### WRITTEN INSTRUCTION
An exact copy of every record is needed.

### ITEMS
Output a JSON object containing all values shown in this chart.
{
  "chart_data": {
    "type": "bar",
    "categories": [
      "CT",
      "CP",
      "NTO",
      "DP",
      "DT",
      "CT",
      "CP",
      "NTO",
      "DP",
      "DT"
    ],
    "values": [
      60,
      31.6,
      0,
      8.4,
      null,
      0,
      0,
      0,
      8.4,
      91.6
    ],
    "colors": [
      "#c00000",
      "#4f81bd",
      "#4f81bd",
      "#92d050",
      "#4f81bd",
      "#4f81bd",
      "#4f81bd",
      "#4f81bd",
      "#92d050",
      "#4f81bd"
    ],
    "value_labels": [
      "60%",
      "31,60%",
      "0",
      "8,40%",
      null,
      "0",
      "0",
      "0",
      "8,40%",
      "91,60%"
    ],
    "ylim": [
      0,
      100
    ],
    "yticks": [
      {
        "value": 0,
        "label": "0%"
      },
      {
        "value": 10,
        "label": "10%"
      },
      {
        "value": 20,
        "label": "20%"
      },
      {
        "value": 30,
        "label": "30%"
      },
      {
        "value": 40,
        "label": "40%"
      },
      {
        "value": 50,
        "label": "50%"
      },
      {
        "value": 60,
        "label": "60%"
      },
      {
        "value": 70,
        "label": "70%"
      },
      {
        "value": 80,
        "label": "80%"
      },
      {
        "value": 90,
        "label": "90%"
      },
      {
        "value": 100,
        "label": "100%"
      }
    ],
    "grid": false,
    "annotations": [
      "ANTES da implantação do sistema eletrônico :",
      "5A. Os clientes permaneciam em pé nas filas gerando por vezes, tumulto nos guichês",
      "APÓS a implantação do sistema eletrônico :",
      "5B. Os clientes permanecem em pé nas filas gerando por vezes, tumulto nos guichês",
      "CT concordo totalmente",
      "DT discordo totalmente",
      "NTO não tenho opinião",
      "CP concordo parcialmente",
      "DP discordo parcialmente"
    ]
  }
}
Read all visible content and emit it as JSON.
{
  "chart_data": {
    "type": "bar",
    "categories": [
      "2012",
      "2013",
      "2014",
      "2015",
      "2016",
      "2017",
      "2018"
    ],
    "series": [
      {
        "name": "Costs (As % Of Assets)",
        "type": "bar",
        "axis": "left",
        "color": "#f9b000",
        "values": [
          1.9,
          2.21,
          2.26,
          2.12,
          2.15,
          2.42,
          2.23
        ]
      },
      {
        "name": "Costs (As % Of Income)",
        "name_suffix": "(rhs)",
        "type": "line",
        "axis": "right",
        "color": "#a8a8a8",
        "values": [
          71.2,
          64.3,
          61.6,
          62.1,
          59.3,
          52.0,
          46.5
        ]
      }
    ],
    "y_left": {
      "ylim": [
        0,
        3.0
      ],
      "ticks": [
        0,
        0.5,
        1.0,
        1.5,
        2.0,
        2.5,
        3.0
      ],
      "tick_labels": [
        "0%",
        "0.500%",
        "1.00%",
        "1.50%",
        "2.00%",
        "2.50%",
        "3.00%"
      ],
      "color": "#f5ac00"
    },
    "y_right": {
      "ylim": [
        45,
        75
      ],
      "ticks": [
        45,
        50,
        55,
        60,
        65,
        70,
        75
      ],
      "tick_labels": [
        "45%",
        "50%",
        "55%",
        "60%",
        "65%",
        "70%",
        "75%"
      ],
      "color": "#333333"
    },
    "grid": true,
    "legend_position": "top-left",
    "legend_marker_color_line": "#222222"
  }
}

### THE RESPONSE
Output a JSON object containing all values shown in this chart.
{
  "chart_data": {
    "type": "bar",
    "categories": [
      "CT",
      "CP",
      "NTO",
      "DP",
      "DT",
      "CT",
      "CP",
      "NTO",
      "DP",
      "DT"
    ],
    "values": [
      60,
      31.6,
      0,
      8.4,
      null,
      0,
      0,
      0,
      8.4,
      91.6
    ],
    "colors": [
      "#c00000",
      "#4f81bd",
      "#4f81bd",
      "#92d050",
      "#4f81bd",
      "#4f81bd",
      "#4f81bd",
      "#4f81bd",
      "#92d050",
      "#4f81bd"
    ],
    "value_labels": [
      "60%",
      "31,60%",
      "0",
      "8,40%",
      null,
      "0",
      "0",
      "0",
      "8,40%",
      "91,60%"
    ],
    "ylim": [
      0,
      100
    ],
    "yticks": [
      {
        "value": 0,
        "label": "0%"
      },
      {
        "value": 10,
        "label": "10%"
      },
      {
        "value": 20,
        "label": "20%"
      },
      {
        "value": 30,
        "label": "30%"
      },
      {
        "value": 40,
        "label": "40%"
      },
      {
        "value": 50,
        "label": "50%"
      },
      {
        "value": 60,
        "label": "60%"
      },
      {
        "value": 70,
        "label": "70%"
      },
      {
        "value": 80,
        "label": "80%"
      },
      {
        "value": 90,
        "label": "90%"
      },
      {
        "value": 100,
        "label": "100%"
      }
    ],
    "grid": false,
    "annotations": [
      "ANTES da implantação do sistema eletrônico :",
      "5A. Os clientes permaneciam em pé nas filas gerando por vezes, tumulto nos guichês",
      "APÓS a implantação do sistema eletrônico :",
      "5B. Os clientes permanecem em pé nas filas gerando por vezes, tumulto nos guichês",
      "CT concordo totalmente",
      "DT discordo totalmente",
      "NTO não tenho opinião",
      "CP concordo parcialmente",
      "DP discordo parcialmente"
    ]
  }
}
Read all visible content and emit it as JSON.
{
  "chart_data": {
    "type": "bar",
    "categories": [
      "2012",
      "2013",
      "2014",
      "2015",
      "2016",
      "2017",
      "2018"
    ],
    "series": [
      {
        "name": "Costs (As % Of Assets)",
        "type": "bar",
        "axis": "left",
        "color": "#f9b000",
        "values": [
          1.9,
          2.21,
          2.26,
          2.12,
          2.15,
          2.42,
          2.23
        ]
      },
      {
        "name": "Costs (As % Of Income)",
        "name_suffix": "(rhs)",
        "type": "line",
        "axis": "right",
        "color": "#a8a8a8",
        "values": [
          71.2,
          64.3,
          61.6,
          62.1,
          59.3,
          52.0,
          46.5
        ]
      }
    ],
    "y_left": {
      "ylim": [
        0,
        3.0
      ],
      "ticks": [
        0,
        0.5,
        1.0,
        1.5,
        2.0,
        2.5,
        3.0
      ],
      "tick_labels": [
        "0%",
        "0.500%",
        "1.00%",
        "1.50%",
        "2.00%",
        "2.50%",
        "3.00%"
      ],
      "color": "#f5ac00"
    },
    "y_right": {
      "ylim": [
        45,
        75
      ],
      "ticks": [
        45,
        50,
        55,
        60,
        65,
        70,
        75
      ],
      "tick_labels": [
        "45%",
        "50%",
        "55%",
        "60%",
        "65%",
        "70%",
        "75%"
      ],
      "color": "#333333"
    },
    "grid": true,
    "legend_position": "top-left",
    "legend_marker_color_line": "#222222"
  }
}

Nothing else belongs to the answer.